Quote the records that follow in full, leaving the pictures out.

■ Material for the task
◆ ◆ ◆ ◆ ◆ ◆ ◆

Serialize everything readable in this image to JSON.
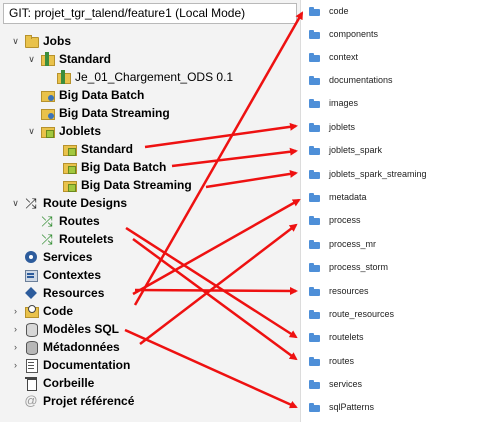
{
  "git_bar": "GIT: projet_tgr_talend/feature1   (Local Mode)",
  "tree": {
    "jobs": "Jobs",
    "jobs_standard": "Standard",
    "job_file": "Je_01_Chargement_ODS 0.1",
    "big_data_batch": "Big Data Batch",
    "big_data_streaming": "Big Data Streaming",
    "joblets": "Joblets",
    "joblets_standard": "Standard",
    "joblets_big_data_batch": "Big Data Batch",
    "joblets_big_data_streaming": "Big Data Streaming",
    "route_designs": "Route Designs",
    "routes": "Routes",
    "routelets": "Routelets",
    "services": "Services",
    "contextes": "Contextes",
    "resources": "Resources",
    "code": "Code",
    "modeles_sql": "Modèles SQL",
    "metadonnees": "Métadonnées",
    "documentation": "Documentation",
    "corbeille": "Corbeille",
    "projet_reference": "Projet référencé"
  },
  "folders": [
    "code",
    "components",
    "context",
    "documentations",
    "images",
    "joblets",
    "joblets_spark",
    "joblets_spark_streaming",
    "metadata",
    "process",
    "process_mr",
    "process_storm",
    "resources",
    "route_resources",
    "routelets",
    "routes",
    "services",
    "sqlPatterns"
  ],
  "colors": {
    "arrow": "#ee1111",
    "folder_icon": "#4e8fd8",
    "left_bg": "#f3f3f3"
  }
}
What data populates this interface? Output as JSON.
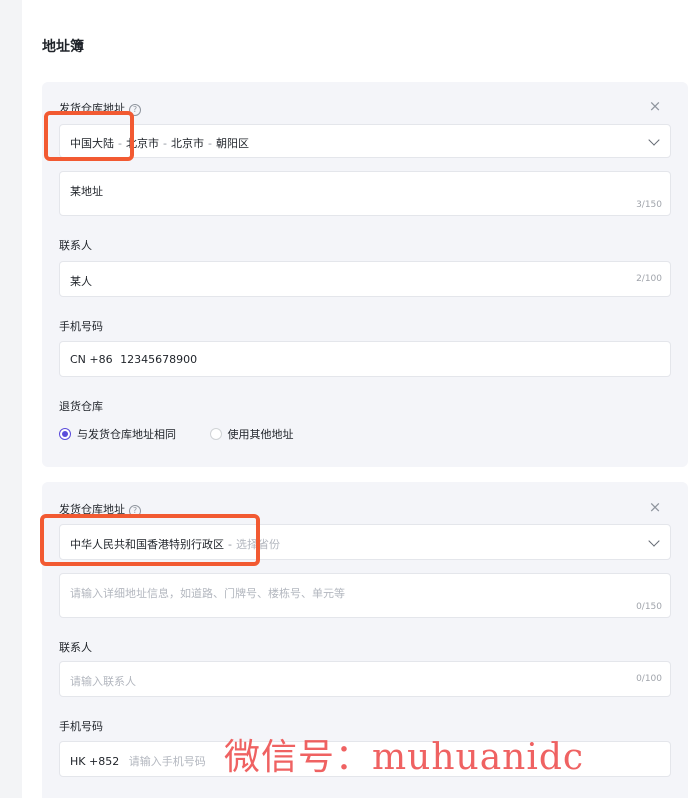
{
  "page_title": "地址簿",
  "cards": [
    {
      "warehouse_label": "发货仓库地址",
      "region": {
        "country": "中国大陆",
        "sep": "-",
        "province": "北京市",
        "city": "北京市",
        "district": "朝阳区"
      },
      "address": {
        "value": "某地址",
        "count": "3/150"
      },
      "contact_label": "联系人",
      "contact": {
        "value": "某人",
        "count": "2/100"
      },
      "phone_label": "手机号码",
      "phone": {
        "prefix": "CN +86",
        "value": "12345678900"
      },
      "return_label": "退货仓库",
      "return_options": [
        "与发货仓库地址相同",
        "使用其他地址"
      ]
    },
    {
      "warehouse_label": "发货仓库地址",
      "region": {
        "country": "中华人民共和国香港特别行政区",
        "sep": "-",
        "placeholder": "选择省份"
      },
      "address": {
        "placeholder": "请输入详细地址信息，如道路、门牌号、楼栋号、单元等",
        "count": "0/150"
      },
      "contact_label": "联系人",
      "contact": {
        "placeholder": "请输入联系人",
        "count": "0/100"
      },
      "phone_label": "手机号码",
      "phone": {
        "prefix": "HK +852",
        "placeholder": "请输入手机号码"
      }
    }
  ],
  "watermark": "微信号：muhuanidc",
  "colors": {
    "highlight": "#f25a32",
    "accent": "#5b4cdb",
    "card_bg": "#f4f5f9"
  }
}
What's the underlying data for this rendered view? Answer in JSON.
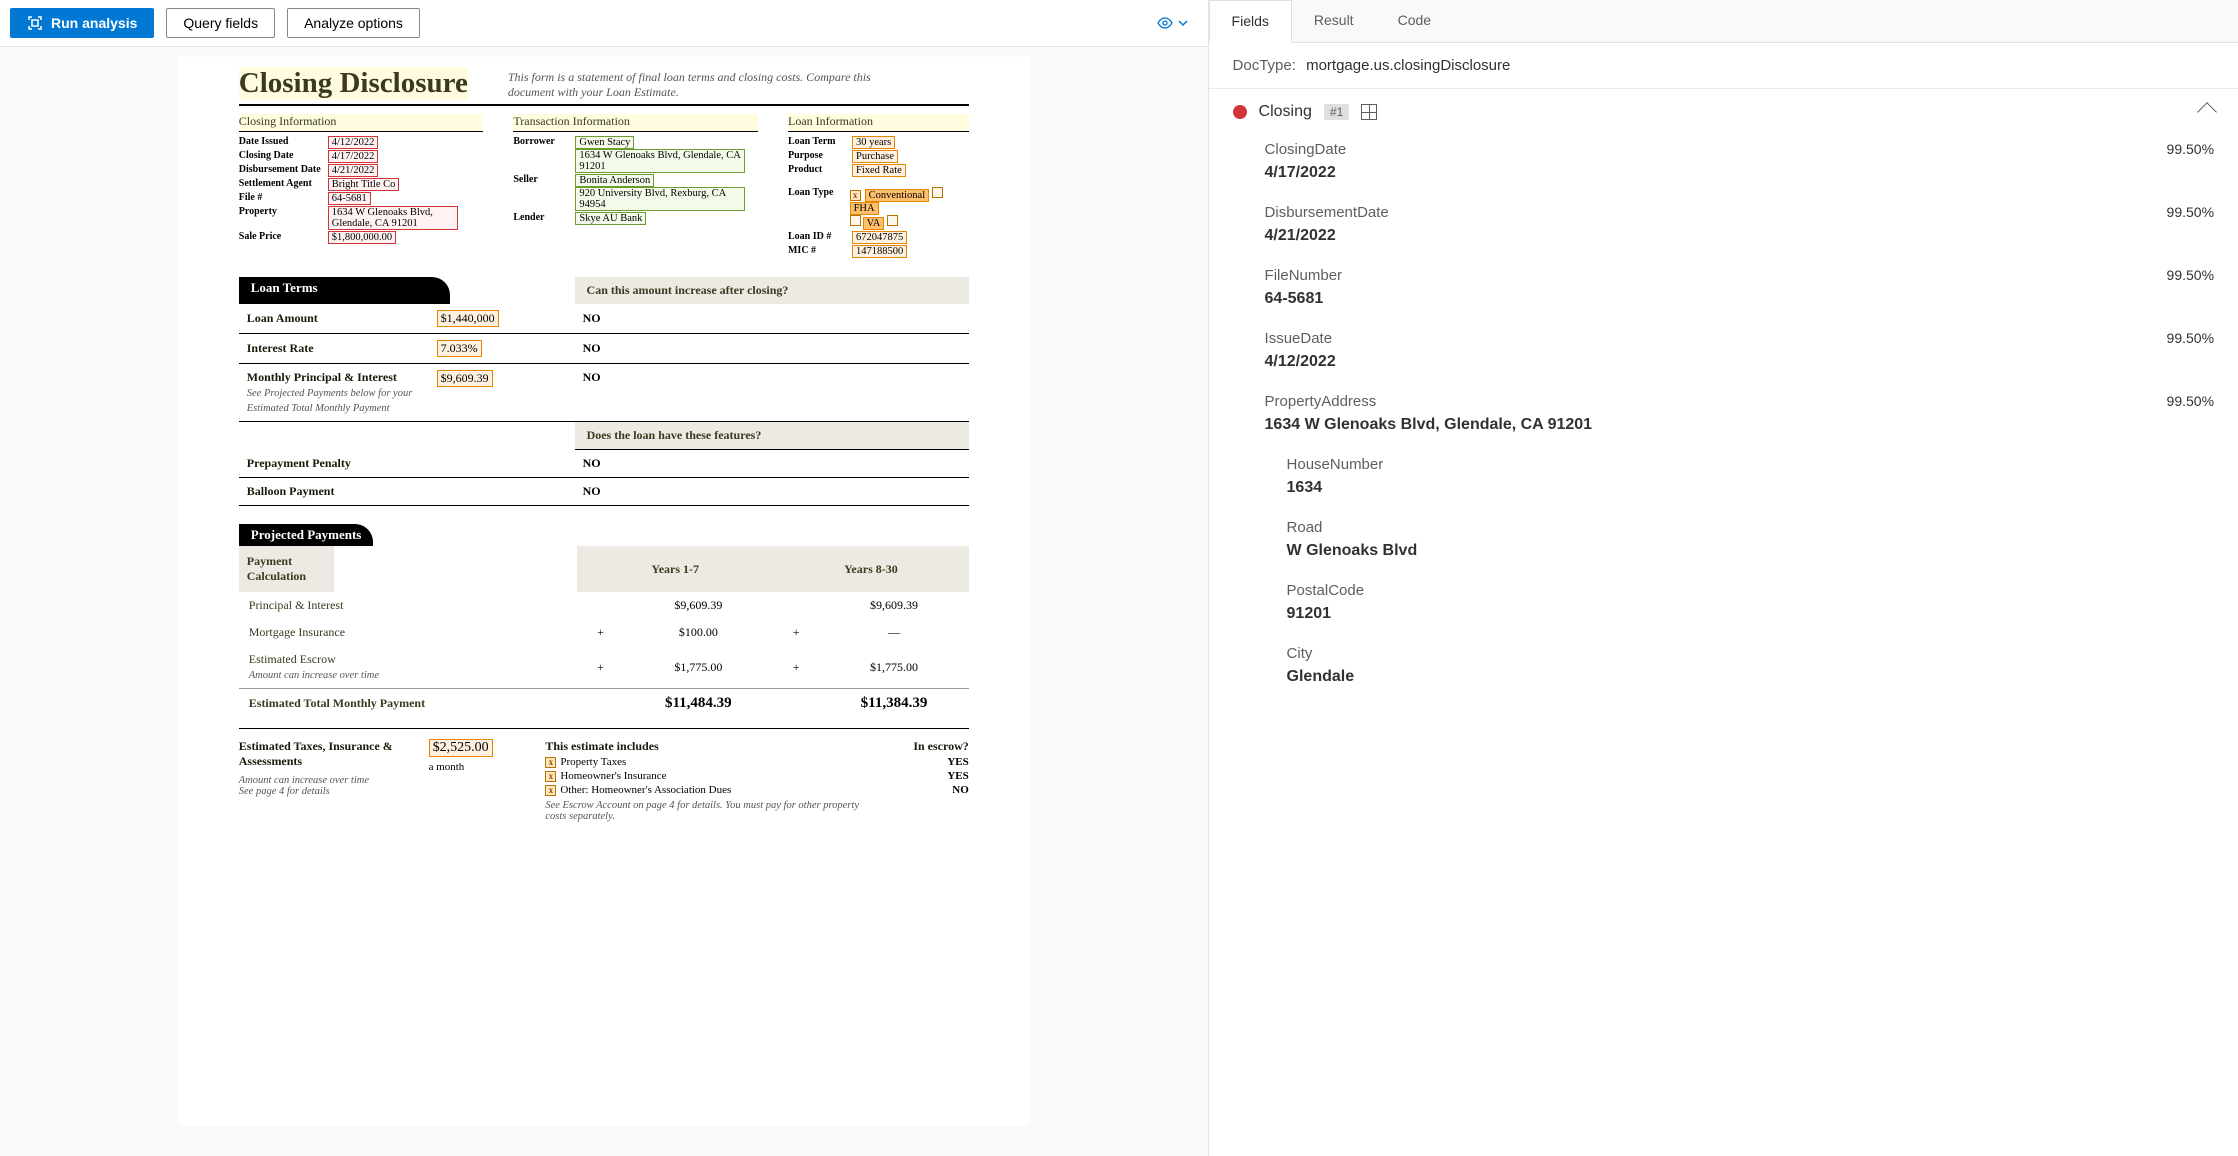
{
  "toolbar": {
    "run_analysis": "Run analysis",
    "query_fields": "Query fields",
    "analyze_options": "Analyze options"
  },
  "document": {
    "title": "Closing Disclosure",
    "subtitle": "This form is a statement of final loan terms and closing costs. Compare this document with your Loan Estimate.",
    "closing_info_header": "Closing  Information",
    "transaction_info_header": "Transaction  Information",
    "loan_info_header": "Loan  Information",
    "closing_info": {
      "date_issued_label": "Date Issued",
      "date_issued": "4/12/2022",
      "closing_date_label": "Closing Date",
      "closing_date": "4/17/2022",
      "disbursement_date_label": "Disbursement Date",
      "disbursement_date": "4/21/2022",
      "settlement_agent_label": "Settlement Agent",
      "settlement_agent": "Bright Title Co",
      "file_no_label": "File #",
      "file_no": "64-5681",
      "property_label": "Property",
      "property": "1634 W Glenoaks Blvd, Glendale, CA 91201",
      "sale_price_label": "Sale Price",
      "sale_price": "$1,800,000.00"
    },
    "transaction_info": {
      "borrower_label": "Borrower",
      "borrower_name": "Gwen Stacy",
      "borrower_addr": "1634 W Glenoaks Blvd, Glendale, CA 91201",
      "seller_label": "Seller",
      "seller_name": "Bonita Anderson",
      "seller_addr": "920 University Blvd, Rexburg, CA 94954",
      "lender_label": "Lender",
      "lender": "Skye AU Bank"
    },
    "loan_info": {
      "loan_term_label": "Loan Term",
      "loan_term": "30 years",
      "purpose_label": "Purpose",
      "purpose": "Purchase",
      "product_label": "Product",
      "product": "Fixed Rate",
      "loan_type_label": "Loan Type",
      "loan_type_conventional": "Conventional",
      "loan_type_fha": "FHA",
      "loan_type_va": "VA",
      "loan_id_label": "Loan ID #",
      "loan_id": "672047875",
      "mic_label": "MIC #",
      "mic": "147188500"
    },
    "loan_terms_header": "Loan Terms",
    "loan_terms_q": "Can this amount increase after closing?",
    "loan_amount_label": "Loan Amount",
    "loan_amount": "$1,440,000",
    "loan_amount_inc": "NO",
    "interest_rate_label": "Interest Rate",
    "interest_rate": "7.033%",
    "interest_rate_inc": "NO",
    "mpi_label": "Monthly Principal & Interest",
    "mpi_note": "See Projected Payments below for your Estimated Total Monthly Payment",
    "mpi": "$9,609.39",
    "mpi_inc": "NO",
    "features_q": "Does the loan have these features?",
    "prepayment_label": "Prepayment Penalty",
    "prepayment": "NO",
    "balloon_label": "Balloon Payment",
    "balloon": "NO",
    "projected_header": "Projected Payments",
    "payment_calc": "Payment Calculation",
    "years17": "Years 1-7",
    "years830": "Years 8-30",
    "pi_label": "Principal & Interest",
    "pi1": "$9,609.39",
    "pi2": "$9,609.39",
    "mi_label": "Mortgage Insurance",
    "mi1": "$100.00",
    "mi2": "—",
    "ee_label": "Estimated Escrow",
    "ee_note": "Amount can increase over time",
    "ee1": "$1,775.00",
    "ee2": "$1,775.00",
    "etmp_label": "Estimated Total Monthly Payment",
    "etmp1": "$11,484.39",
    "etmp2": "$11,384.39",
    "etia_label": "Estimated Taxes, Insurance & Assessments",
    "etia_note1": "Amount can increase over time",
    "etia_note2": "See page 4 for details",
    "etia_amount": "$2,525.00",
    "etia_per": "a month",
    "includes_label": "This estimate includes",
    "in_escrow_label": "In escrow?",
    "inc_prop_tax": "Property Taxes",
    "inc_prop_tax_esc": "YES",
    "inc_home_ins": "Homeowner's Insurance",
    "inc_home_ins_esc": "YES",
    "inc_other": "Other: Homeowner's Association Dues",
    "inc_other_esc": "NO",
    "escrow_footer": "See Escrow Account on page 4 for details. You must pay for other property costs separately."
  },
  "panel": {
    "tabs": {
      "fields": "Fields",
      "result": "Result",
      "code": "Code"
    },
    "doctype_label": "DocType:",
    "doctype_value": "mortgage.us.closingDisclosure",
    "group_name": "Closing",
    "group_badge": "#1",
    "fields": [
      {
        "name": "ClosingDate",
        "conf": "99.50%",
        "value": "4/17/2022"
      },
      {
        "name": "DisbursementDate",
        "conf": "99.50%",
        "value": "4/21/2022"
      },
      {
        "name": "FileNumber",
        "conf": "99.50%",
        "value": "64-5681"
      },
      {
        "name": "IssueDate",
        "conf": "99.50%",
        "value": "4/12/2022"
      },
      {
        "name": "PropertyAddress",
        "conf": "99.50%",
        "value": "1634 W Glenoaks Blvd, Glendale, CA 91201"
      }
    ],
    "subfields": [
      {
        "name": "HouseNumber",
        "value": "1634"
      },
      {
        "name": "Road",
        "value": "W Glenoaks Blvd"
      },
      {
        "name": "PostalCode",
        "value": "91201"
      },
      {
        "name": "City",
        "value": "Glendale"
      }
    ]
  }
}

◆ ◆ ◆ ◆ ◆ ◆ ◆

■ Task result
Serialize everything readable in this image to JSON.
{
  "git_bar": "GIT: projet_tgr_talend/feature1   (Local Mode)",
  "tree": {
    "jobs": "Jobs",
    "jobs_standard": "Standard",
    "job_file": "Je_01_Chargement_ODS 0.1",
    "big_data_batch": "Big Data Batch",
    "big_data_streaming": "Big Data Streaming",
    "joblets": "Joblets",
    "joblets_standard": "Standard",
    "joblets_big_data_batch": "Big Data Batch",
    "joblets_big_data_streaming": "Big Data Streaming",
    "route_designs": "Route Designs",
    "routes": "Routes",
    "routelets": "Routelets",
    "services": "Services",
    "contextes": "Contextes",
    "resources": "Resources",
    "code": "Code",
    "modeles_sql": "Modèles SQL",
    "metadonnees": "Métadonnées",
    "documentation": "Documentation",
    "corbeille": "Corbeille",
    "projet_reference": "Projet référencé"
  },
  "folders": [
    "code",
    "components",
    "context",
    "documentations",
    "images",
    "joblets",
    "joblets_spark",
    "joblets_spark_streaming",
    "metadata",
    "process",
    "process_mr",
    "process_storm",
    "resources",
    "route_resources",
    "routelets",
    "routes",
    "services",
    "sqlPatterns"
  ],
  "colors": {
    "arrow": "#ee1111",
    "folder_icon": "#4e8fd8",
    "left_bg": "#f3f3f3"
  }
}
What data populates this interface? Output as JSON.
{
  "page_title": "地址簿",
  "cards": [
    {
      "warehouse_label": "发货仓库地址",
      "region": {
        "country": "中国大陆",
        "sep": "-",
        "province": "北京市",
        "city": "北京市",
        "district": "朝阳区"
      },
      "address": {
        "value": "某地址",
        "count": "3/150"
      },
      "contact_label": "联系人",
      "contact": {
        "value": "某人",
        "count": "2/100"
      },
      "phone_label": "手机号码",
      "phone": {
        "prefix": "CN +86",
        "value": "12345678900"
      },
      "return_label": "退货仓库",
      "return_options": [
        "与发货仓库地址相同",
        "使用其他地址"
      ]
    },
    {
      "warehouse_label": "发货仓库地址",
      "region": {
        "country": "中华人民共和国香港特别行政区",
        "sep": "-",
        "placeholder": "选择省份"
      },
      "address": {
        "placeholder": "请输入详细地址信息，如道路、门牌号、楼栋号、单元等",
        "count": "0/150"
      },
      "contact_label": "联系人",
      "contact": {
        "placeholder": "请输入联系人",
        "count": "0/100"
      },
      "phone_label": "手机号码",
      "phone": {
        "prefix": "HK +852",
        "placeholder": "请输入手机号码"
      }
    }
  ],
  "watermark": "微信号：muhuanidc",
  "colors": {
    "highlight": "#f25a32",
    "accent": "#5b4cdb",
    "card_bg": "#f4f5f9"
  }
}
What's the underlying data for this rendered view? Answer in JSON.
{
  "toolbar": {
    "run_analysis": "Run analysis",
    "query_fields": "Query fields",
    "analyze_options": "Analyze options"
  },
  "document": {
    "title": "Closing Disclosure",
    "subtitle": "This form is a statement of final loan terms and closing costs. Compare this document with your Loan Estimate.",
    "closing_info_header": "Closing  Information",
    "transaction_info_header": "Transaction  Information",
    "loan_info_header": "Loan  Information",
    "closing_info": {
      "date_issued_label": "Date Issued",
      "date_issued": "4/12/2022",
      "closing_date_label": "Closing Date",
      "closing_date": "4/17/2022",
      "disbursement_date_label": "Disbursement Date",
      "disbursement_date": "4/21/2022",
      "settlement_agent_label": "Settlement Agent",
      "settlement_agent": "Bright Title Co",
      "file_no_label": "File #",
      "file_no": "64-5681",
      "property_label": "Property",
      "property": "1634 W Glenoaks Blvd, Glendale, CA 91201",
      "sale_price_label": "Sale Price",
      "sale_price": "$1,800,000.00"
    },
    "transaction_info": {
      "borrower_label": "Borrower",
      "borrower_name": "Gwen Stacy",
      "borrower_addr": "1634 W Glenoaks Blvd, Glendale, CA 91201",
      "seller_label": "Seller",
      "seller_name": "Bonita Anderson",
      "seller_addr": "920 University Blvd, Rexburg, CA 94954",
      "lender_label": "Lender",
      "lender": "Skye AU Bank"
    },
    "loan_info": {
      "loan_term_label": "Loan Term",
      "loan_term": "30 years",
      "purpose_label": "Purpose",
      "purpose": "Purchase",
      "product_label": "Product",
      "product": "Fixed Rate",
      "loan_type_label": "Loan Type",
      "loan_type_conventional": "Conventional",
      "loan_type_fha": "FHA",
      "loan_type_va": "VA",
      "loan_id_label": "Loan ID #",
      "loan_id": "672047875",
      "mic_label": "MIC #",
      "mic": "147188500"
    },
    "loan_terms_header": "Loan Terms",
    "loan_terms_q": "Can this amount increase after closing?",
    "loan_amount_label": "Loan Amount",
    "loan_amount": "$1,440,000",
    "loan_amount_inc": "NO",
    "interest_rate_label": "Interest Rate",
    "interest_rate": "7.033%",
    "interest_rate_inc": "NO",
    "mpi_label": "Monthly Principal & Interest",
    "mpi_note": "See Projected Payments below for your Estimated Total Monthly Payment",
    "mpi": "$9,609.39",
    "mpi_inc": "NO",
    "features_q": "Does the loan have these features?",
    "prepayment_label": "Prepayment Penalty",
    "prepayment": "NO",
    "balloon_label": "Balloon Payment",
    "balloon": "NO",
    "projected_header": "Projected Payments",
    "payment_calc": "Payment Calculation",
    "years17": "Years 1-7",
    "years830": "Years 8-30",
    "pi_label": "Principal & Interest",
    "pi1": "$9,609.39",
    "pi2": "$9,609.39",
    "mi_label": "Mortgage Insurance",
    "mi1": "$100.00",
    "mi2": "—",
    "ee_label": "Estimated Escrow",
    "ee_note": "Amount can increase over time",
    "ee1": "$1,775.00",
    "ee2": "$1,775.00",
    "etmp_label": "Estimated Total Monthly Payment",
    "etmp1": "$11,484.39",
    "etmp2": "$11,384.39",
    "etia_label": "Estimated Taxes, Insurance & Assessments",
    "etia_note1": "Amount can increase over time",
    "etia_note2": "See page 4 for details",
    "etia_amount": "$2,525.00",
    "etia_per": "a month",
    "includes_label": "This estimate includes",
    "in_escrow_label": "In escrow?",
    "inc_prop_tax": "Property Taxes",
    "inc_prop_tax_esc": "YES",
    "inc_home_ins": "Homeowner's Insurance",
    "inc_home_ins_esc": "YES",
    "inc_other": "Other: Homeowner's Association Dues",
    "inc_other_esc": "NO",
    "escrow_footer": "See Escrow Account on page 4 for details. You must pay for other property costs separately."
  },
  "panel": {
    "tabs": {
      "fields": "Fields",
      "result": "Result",
      "code": "Code"
    },
    "doctype_label": "DocType:",
    "doctype_value": "mortgage.us.closingDisclosure",
    "group_name": "Closing",
    "group_badge": "#1",
    "fields": [
      {
        "name": "ClosingDate",
        "conf": "99.50%",
        "value": "4/17/2022"
      },
      {
        "name": "DisbursementDate",
        "conf": "99.50%",
        "value": "4/21/2022"
      },
      {
        "name": "FileNumber",
        "conf": "99.50%",
        "value": "64-5681"
      },
      {
        "name": "IssueDate",
        "conf": "99.50%",
        "value": "4/12/2022"
      },
      {
        "name": "PropertyAddress",
        "conf": "99.50%",
        "value": "1634 W Glenoaks Blvd, Glendale, CA 91201"
      }
    ],
    "subfields": [
      {
        "name": "HouseNumber",
        "value": "1634"
      },
      {
        "name": "Road",
        "value": "W Glenoaks Blvd"
      },
      {
        "name": "PostalCode",
        "value": "91201"
      },
      {
        "name": "City",
        "value": "Glendale"
      }
    ]
  }
}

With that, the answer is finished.